Return each line from the records below that contains the string "young".

- - - - - - -

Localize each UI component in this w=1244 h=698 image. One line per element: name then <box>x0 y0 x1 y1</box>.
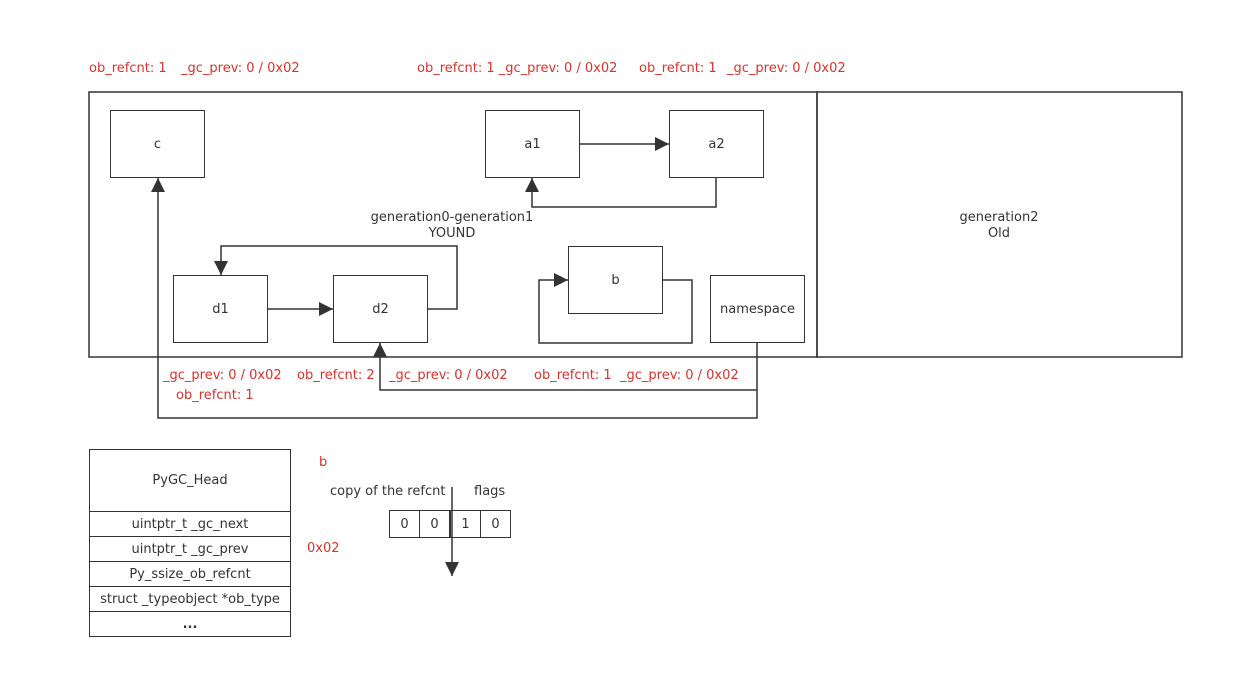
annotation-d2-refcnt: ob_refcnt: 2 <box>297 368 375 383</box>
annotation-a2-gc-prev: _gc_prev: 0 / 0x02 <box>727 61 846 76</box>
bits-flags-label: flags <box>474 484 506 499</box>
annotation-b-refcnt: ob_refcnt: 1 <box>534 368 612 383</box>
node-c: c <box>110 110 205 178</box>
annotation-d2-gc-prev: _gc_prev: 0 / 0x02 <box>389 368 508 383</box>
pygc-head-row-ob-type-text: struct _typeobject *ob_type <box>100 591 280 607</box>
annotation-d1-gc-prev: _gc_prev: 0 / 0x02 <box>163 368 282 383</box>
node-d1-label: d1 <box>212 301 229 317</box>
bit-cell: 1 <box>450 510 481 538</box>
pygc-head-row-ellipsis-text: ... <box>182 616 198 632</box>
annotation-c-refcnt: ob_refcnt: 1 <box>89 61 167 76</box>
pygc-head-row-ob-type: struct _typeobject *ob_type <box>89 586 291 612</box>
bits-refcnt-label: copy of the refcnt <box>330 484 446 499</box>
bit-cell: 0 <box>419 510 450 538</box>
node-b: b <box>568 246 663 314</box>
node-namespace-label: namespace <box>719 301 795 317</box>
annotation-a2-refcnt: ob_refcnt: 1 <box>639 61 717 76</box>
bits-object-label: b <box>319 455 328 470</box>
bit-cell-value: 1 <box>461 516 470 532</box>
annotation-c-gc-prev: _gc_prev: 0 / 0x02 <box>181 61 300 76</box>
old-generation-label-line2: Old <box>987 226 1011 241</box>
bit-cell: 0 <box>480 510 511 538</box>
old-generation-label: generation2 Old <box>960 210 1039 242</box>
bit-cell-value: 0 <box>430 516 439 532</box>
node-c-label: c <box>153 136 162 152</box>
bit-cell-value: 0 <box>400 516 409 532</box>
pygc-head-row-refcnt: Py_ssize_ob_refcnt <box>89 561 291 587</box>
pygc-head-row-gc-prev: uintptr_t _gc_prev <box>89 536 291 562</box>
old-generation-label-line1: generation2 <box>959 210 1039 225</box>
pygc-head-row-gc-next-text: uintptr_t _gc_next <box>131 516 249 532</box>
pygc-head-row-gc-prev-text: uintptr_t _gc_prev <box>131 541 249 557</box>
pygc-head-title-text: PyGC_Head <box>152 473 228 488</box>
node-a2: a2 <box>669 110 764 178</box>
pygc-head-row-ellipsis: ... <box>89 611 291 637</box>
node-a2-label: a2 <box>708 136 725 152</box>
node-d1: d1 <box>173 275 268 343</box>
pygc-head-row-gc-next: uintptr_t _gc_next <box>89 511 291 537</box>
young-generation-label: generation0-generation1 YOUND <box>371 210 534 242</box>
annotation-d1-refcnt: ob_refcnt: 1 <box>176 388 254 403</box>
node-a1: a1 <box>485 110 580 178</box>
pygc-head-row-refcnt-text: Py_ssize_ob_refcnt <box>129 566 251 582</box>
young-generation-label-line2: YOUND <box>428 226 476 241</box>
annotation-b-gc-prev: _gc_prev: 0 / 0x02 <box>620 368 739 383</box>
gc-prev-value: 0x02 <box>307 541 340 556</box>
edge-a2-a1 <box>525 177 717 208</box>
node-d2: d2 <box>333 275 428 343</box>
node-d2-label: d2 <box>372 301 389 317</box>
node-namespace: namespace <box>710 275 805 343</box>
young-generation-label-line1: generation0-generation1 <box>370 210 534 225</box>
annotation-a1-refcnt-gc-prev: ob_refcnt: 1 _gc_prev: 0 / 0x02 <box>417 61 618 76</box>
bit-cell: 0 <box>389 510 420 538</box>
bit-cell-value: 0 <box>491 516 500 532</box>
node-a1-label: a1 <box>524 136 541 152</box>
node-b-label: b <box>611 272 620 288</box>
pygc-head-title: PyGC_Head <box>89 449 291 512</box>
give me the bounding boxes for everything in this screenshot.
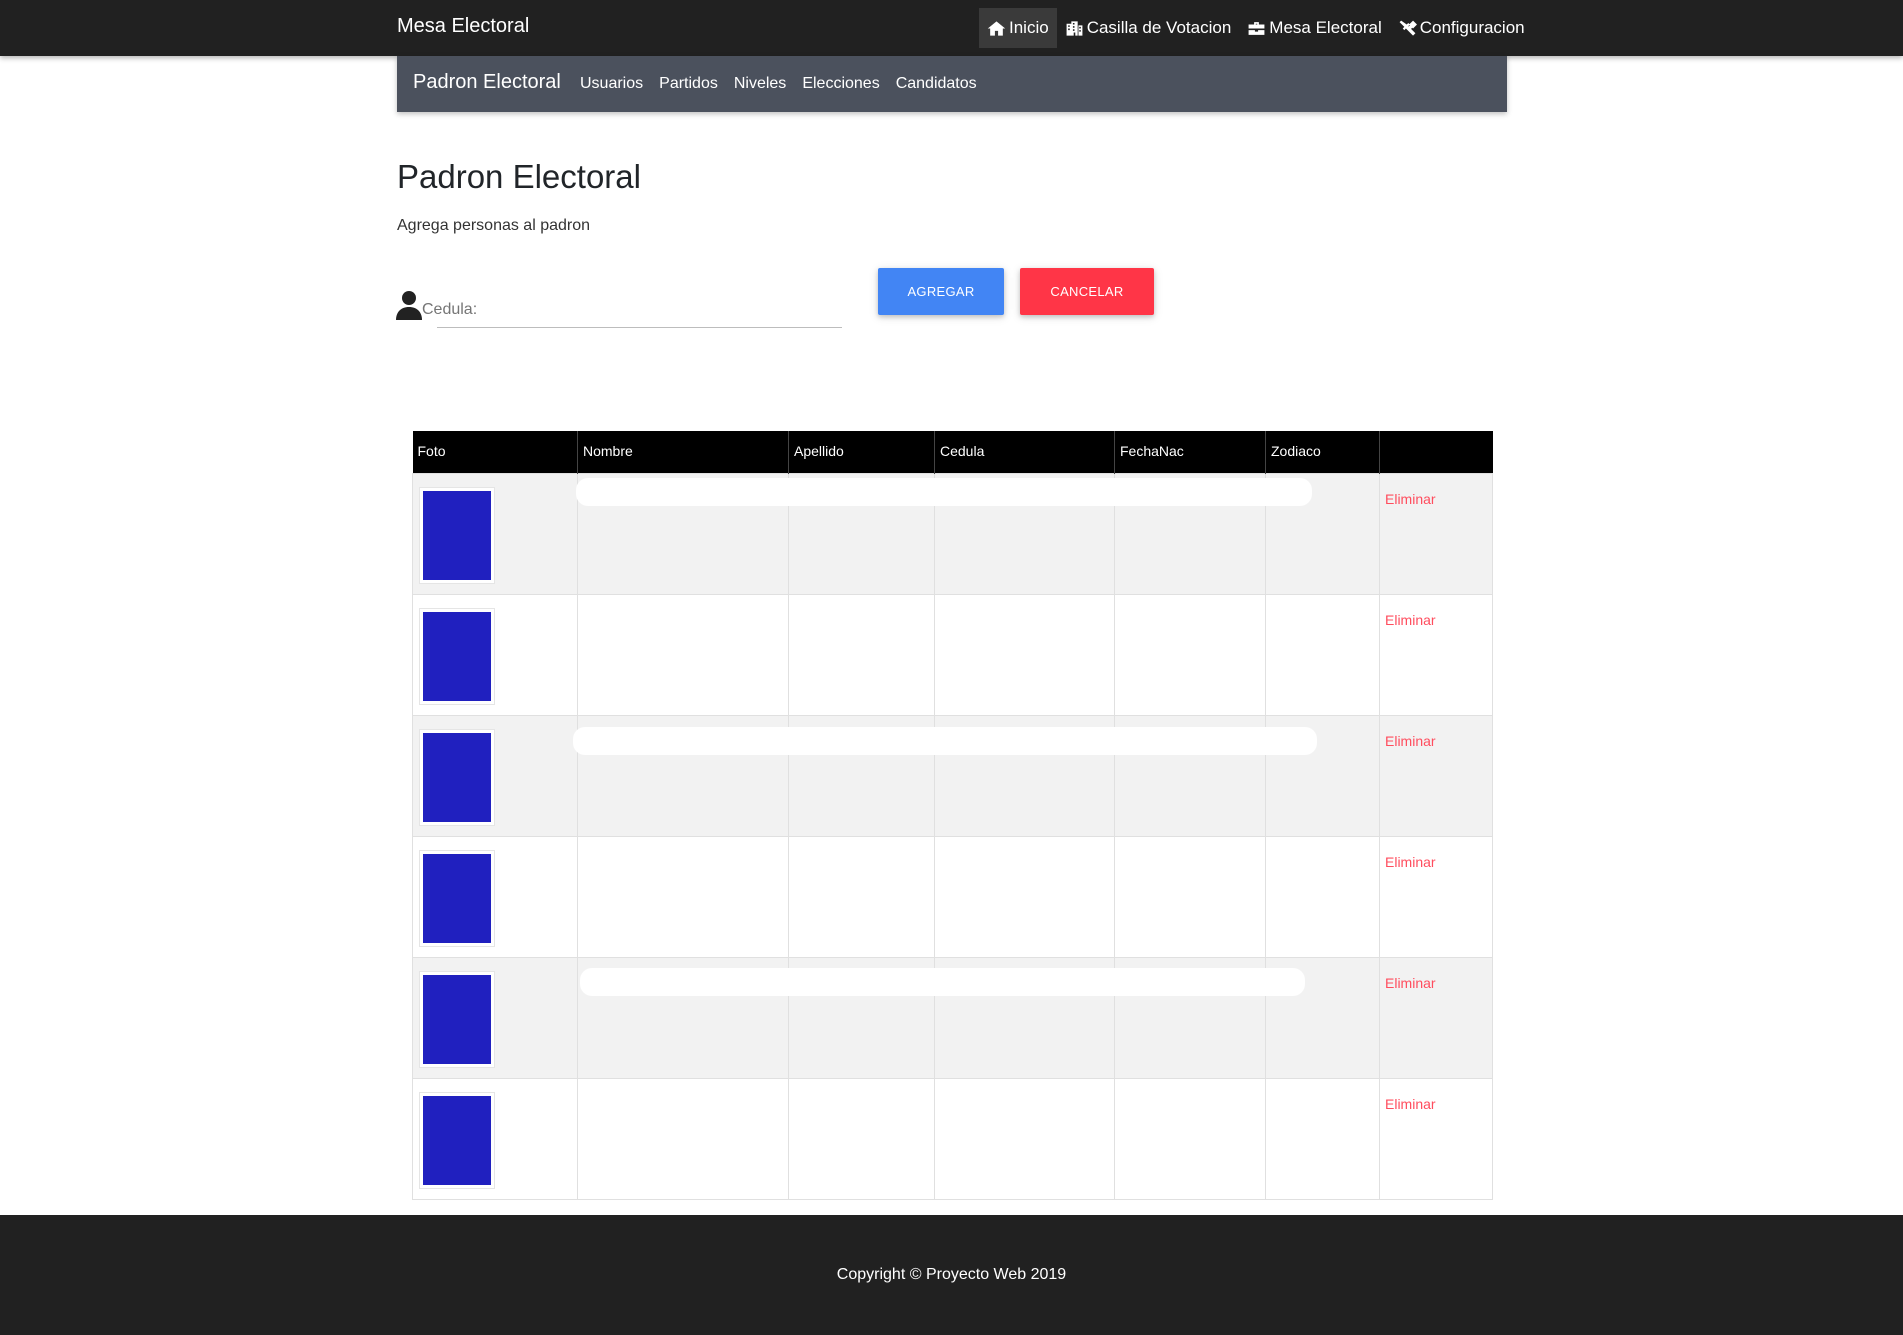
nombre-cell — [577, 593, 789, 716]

- - - - - - -

= Finished exercise =
young-generation-label: generation0-generation1 YOUND <box>371 210 534 242</box>
young-generation-label-line2: YOUND <box>428 226 476 241</box>
young-generation-label-line1: generation0-generation1 <box>370 210 534 225</box>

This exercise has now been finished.